**OBJECTIVE**
Without the images, write out the whole listing exactly.

**SOURCE DATA**

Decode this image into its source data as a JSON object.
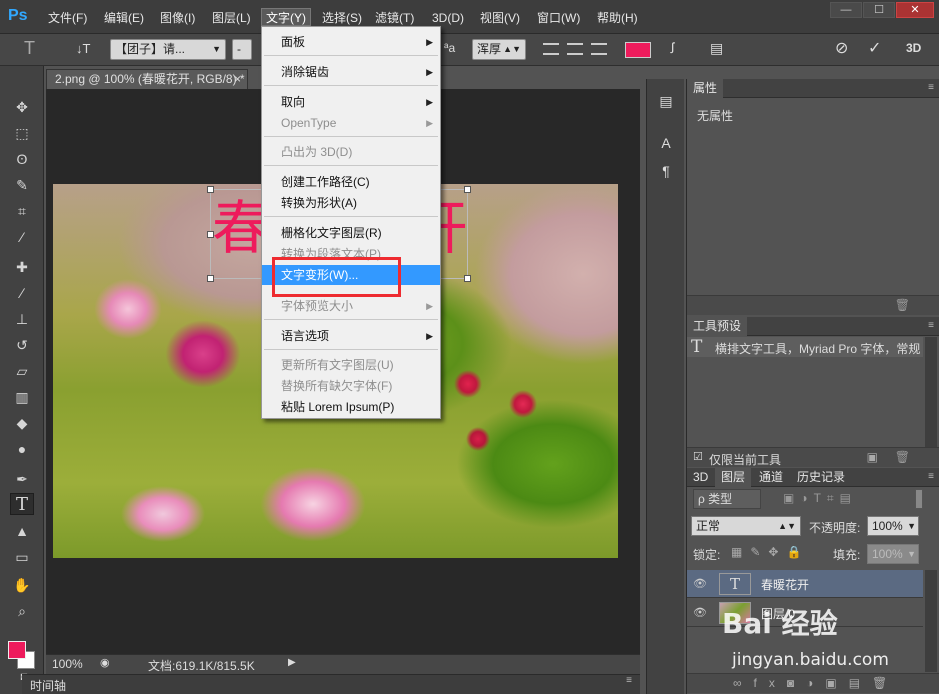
{
  "app": {
    "logo": "Ps"
  },
  "menubar": {
    "items": [
      "文件(F)",
      "编辑(E)",
      "图像(I)",
      "图层(L)",
      "文字(Y)",
      "选择(S)",
      "滤镜(T)",
      "3D(D)",
      "视图(V)",
      "窗口(W)",
      "帮助(H)"
    ],
    "active_index": 4,
    "window_buttons": [
      "—",
      "☐",
      "✕"
    ]
  },
  "options": {
    "tool_icon": "T",
    "orient_icon": "↓T",
    "font_family": "【团子】请...",
    "font_style": "-",
    "aa_label": "ªa",
    "aa_mode": "浑厚",
    "text_color": "#ee1b5c",
    "right_icons": [
      "⊘",
      "✓",
      "3D"
    ]
  },
  "document": {
    "tab_title": "2.png @ 100% (春暖花开, RGB/8) *",
    "tab_close": "×",
    "canvas_text": "春暖花开",
    "zoom": "100%",
    "doc_info": "文档:619.1K/815.5K",
    "timeline": "时间轴"
  },
  "tools": [
    {
      "icon": "move-icon",
      "glyph": "✥"
    },
    {
      "icon": "marquee-icon",
      "glyph": "⬚"
    },
    {
      "icon": "lasso-icon",
      "glyph": "ʘ"
    },
    {
      "icon": "quick-select-icon",
      "glyph": "✎"
    },
    {
      "icon": "crop-icon",
      "glyph": "⌗"
    },
    {
      "icon": "eyedropper-icon",
      "glyph": "⁄"
    },
    {
      "icon": "healing-icon",
      "glyph": "✚"
    },
    {
      "icon": "brush-icon",
      "glyph": "∕"
    },
    {
      "icon": "stamp-icon",
      "glyph": "⊥"
    },
    {
      "icon": "history-brush-icon",
      "glyph": "↺"
    },
    {
      "icon": "eraser-icon",
      "glyph": "▱"
    },
    {
      "icon": "gradient-icon",
      "glyph": "▥"
    },
    {
      "icon": "blur-icon",
      "glyph": "◆"
    },
    {
      "icon": "dodge-icon",
      "glyph": "●"
    },
    {
      "icon": "pen-icon",
      "glyph": "✒"
    },
    {
      "icon": "type-icon",
      "glyph": "T"
    },
    {
      "icon": "path-select-icon",
      "glyph": "▲"
    },
    {
      "icon": "shape-icon",
      "glyph": "▭"
    },
    {
      "icon": "hand-icon",
      "glyph": "✋"
    },
    {
      "icon": "zoom-icon",
      "glyph": "⌕"
    }
  ],
  "colors": {
    "foreground": "#ee1b5c",
    "background": "#ffffff",
    "highlight": "#3399ff",
    "annotation": "#ee2b30"
  },
  "type_menu": {
    "items": [
      {
        "label": "面板",
        "submenu": true,
        "disabled": false
      },
      {
        "label": "消除锯齿",
        "submenu": true,
        "disabled": false
      },
      {
        "label": "取向",
        "submenu": true,
        "disabled": false
      },
      {
        "label": "OpenType",
        "submenu": true,
        "disabled": true
      },
      {
        "label": "凸出为 3D(D)",
        "submenu": false,
        "disabled": true
      },
      {
        "label": "创建工作路径(C)",
        "submenu": false,
        "disabled": false
      },
      {
        "label": "转换为形状(A)",
        "submenu": false,
        "disabled": false
      },
      {
        "label": "栅格化文字图层(R)",
        "submenu": false,
        "disabled": false
      },
      {
        "label": "转换为段落文本(P)",
        "submenu": false,
        "disabled": true
      },
      {
        "label": "文字变形(W)...",
        "submenu": false,
        "disabled": false,
        "highlighted": true
      },
      {
        "label": "字体预览大小",
        "submenu": true,
        "disabled": true
      },
      {
        "label": "语言选项",
        "submenu": true,
        "disabled": false
      },
      {
        "label": "更新所有文字图层(U)",
        "submenu": false,
        "disabled": true
      },
      {
        "label": "替换所有缺欠字体(F)",
        "submenu": false,
        "disabled": true
      },
      {
        "label": "粘贴 Lorem Ipsum(P)",
        "submenu": false,
        "disabled": false
      }
    ]
  },
  "properties_panel": {
    "title": "属性",
    "empty_text": "无属性"
  },
  "tool_presets_panel": {
    "title": "工具预设",
    "item": "横排文字工具，Myriad Pro 字体，常规",
    "current_only": "仅限当前工具"
  },
  "layers_panel": {
    "tabs": [
      "3D",
      "图层",
      "通道",
      "历史记录"
    ],
    "active_tab": 1,
    "filter_label": "ρ 类型",
    "blend_mode": "正常",
    "opacity_label": "不透明度:",
    "opacity_value": "100%",
    "lock_label": "锁定:",
    "fill_label": "填充:",
    "fill_value": "100%",
    "layers": [
      {
        "name": "春暖花开",
        "type": "text",
        "selected": true
      },
      {
        "name": "图层 0",
        "type": "image",
        "selected": false
      }
    ]
  },
  "watermark": {
    "logo": "Bai 经验",
    "url": "jingyan.baidu.com"
  }
}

**WRITTEN SOLUTION**
Decode this image into its source data as a JSON object.
{
  "app": {
    "logo": "Ps"
  },
  "menubar": {
    "items": [
      "文件(F)",
      "编辑(E)",
      "图像(I)",
      "图层(L)",
      "文字(Y)",
      "选择(S)",
      "滤镜(T)",
      "3D(D)",
      "视图(V)",
      "窗口(W)",
      "帮助(H)"
    ],
    "active_index": 4,
    "window_buttons": [
      "—",
      "☐",
      "✕"
    ]
  },
  "options": {
    "tool_icon": "T",
    "orient_icon": "↓T",
    "font_family": "【团子】请...",
    "font_style": "-",
    "aa_label": "ªa",
    "aa_mode": "浑厚",
    "text_color": "#ee1b5c",
    "right_icons": [
      "⊘",
      "✓",
      "3D"
    ]
  },
  "document": {
    "tab_title": "2.png @ 100% (春暖花开, RGB/8) *",
    "tab_close": "×",
    "canvas_text": "春暖花开",
    "zoom": "100%",
    "doc_info": "文档:619.1K/815.5K",
    "timeline": "时间轴"
  },
  "tools": [
    {
      "icon": "move-icon",
      "glyph": "✥"
    },
    {
      "icon": "marquee-icon",
      "glyph": "⬚"
    },
    {
      "icon": "lasso-icon",
      "glyph": "ʘ"
    },
    {
      "icon": "quick-select-icon",
      "glyph": "✎"
    },
    {
      "icon": "crop-icon",
      "glyph": "⌗"
    },
    {
      "icon": "eyedropper-icon",
      "glyph": "⁄"
    },
    {
      "icon": "healing-icon",
      "glyph": "✚"
    },
    {
      "icon": "brush-icon",
      "glyph": "∕"
    },
    {
      "icon": "stamp-icon",
      "glyph": "⊥"
    },
    {
      "icon": "history-brush-icon",
      "glyph": "↺"
    },
    {
      "icon": "eraser-icon",
      "glyph": "▱"
    },
    {
      "icon": "gradient-icon",
      "glyph": "▥"
    },
    {
      "icon": "blur-icon",
      "glyph": "◆"
    },
    {
      "icon": "dodge-icon",
      "glyph": "●"
    },
    {
      "icon": "pen-icon",
      "glyph": "✒"
    },
    {
      "icon": "type-icon",
      "glyph": "T"
    },
    {
      "icon": "path-select-icon",
      "glyph": "▲"
    },
    {
      "icon": "shape-icon",
      "glyph": "▭"
    },
    {
      "icon": "hand-icon",
      "glyph": "✋"
    },
    {
      "icon": "zoom-icon",
      "glyph": "⌕"
    }
  ],
  "colors": {
    "foreground": "#ee1b5c",
    "background": "#ffffff",
    "highlight": "#3399ff",
    "annotation": "#ee2b30"
  },
  "type_menu": {
    "items": [
      {
        "label": "面板",
        "submenu": true,
        "disabled": false
      },
      {
        "label": "消除锯齿",
        "submenu": true,
        "disabled": false
      },
      {
        "label": "取向",
        "submenu": true,
        "disabled": false
      },
      {
        "label": "OpenType",
        "submenu": true,
        "disabled": true
      },
      {
        "label": "凸出为 3D(D)",
        "submenu": false,
        "disabled": true
      },
      {
        "label": "创建工作路径(C)",
        "submenu": false,
        "disabled": false
      },
      {
        "label": "转换为形状(A)",
        "submenu": false,
        "disabled": false
      },
      {
        "label": "栅格化文字图层(R)",
        "submenu": false,
        "disabled": false
      },
      {
        "label": "转换为段落文本(P)",
        "submenu": false,
        "disabled": true
      },
      {
        "label": "文字变形(W)...",
        "submenu": false,
        "disabled": false,
        "highlighted": true
      },
      {
        "label": "字体预览大小",
        "submenu": true,
        "disabled": true
      },
      {
        "label": "语言选项",
        "submenu": true,
        "disabled": false
      },
      {
        "label": "更新所有文字图层(U)",
        "submenu": false,
        "disabled": true
      },
      {
        "label": "替换所有缺欠字体(F)",
        "submenu": false,
        "disabled": true
      },
      {
        "label": "粘贴 Lorem Ipsum(P)",
        "submenu": false,
        "disabled": false
      }
    ]
  },
  "properties_panel": {
    "title": "属性",
    "empty_text": "无属性"
  },
  "tool_presets_panel": {
    "title": "工具预设",
    "item": "横排文字工具，Myriad Pro 字体，常规",
    "current_only": "仅限当前工具"
  },
  "layers_panel": {
    "tabs": [
      "3D",
      "图层",
      "通道",
      "历史记录"
    ],
    "active_tab": 1,
    "filter_label": "ρ 类型",
    "blend_mode": "正常",
    "opacity_label": "不透明度:",
    "opacity_value": "100%",
    "lock_label": "锁定:",
    "fill_label": "填充:",
    "fill_value": "100%",
    "layers": [
      {
        "name": "春暖花开",
        "type": "text",
        "selected": true
      },
      {
        "name": "图层 0",
        "type": "image",
        "selected": false
      }
    ]
  },
  "watermark": {
    "logo": "Bai 经验",
    "url": "jingyan.baidu.com"
  }
}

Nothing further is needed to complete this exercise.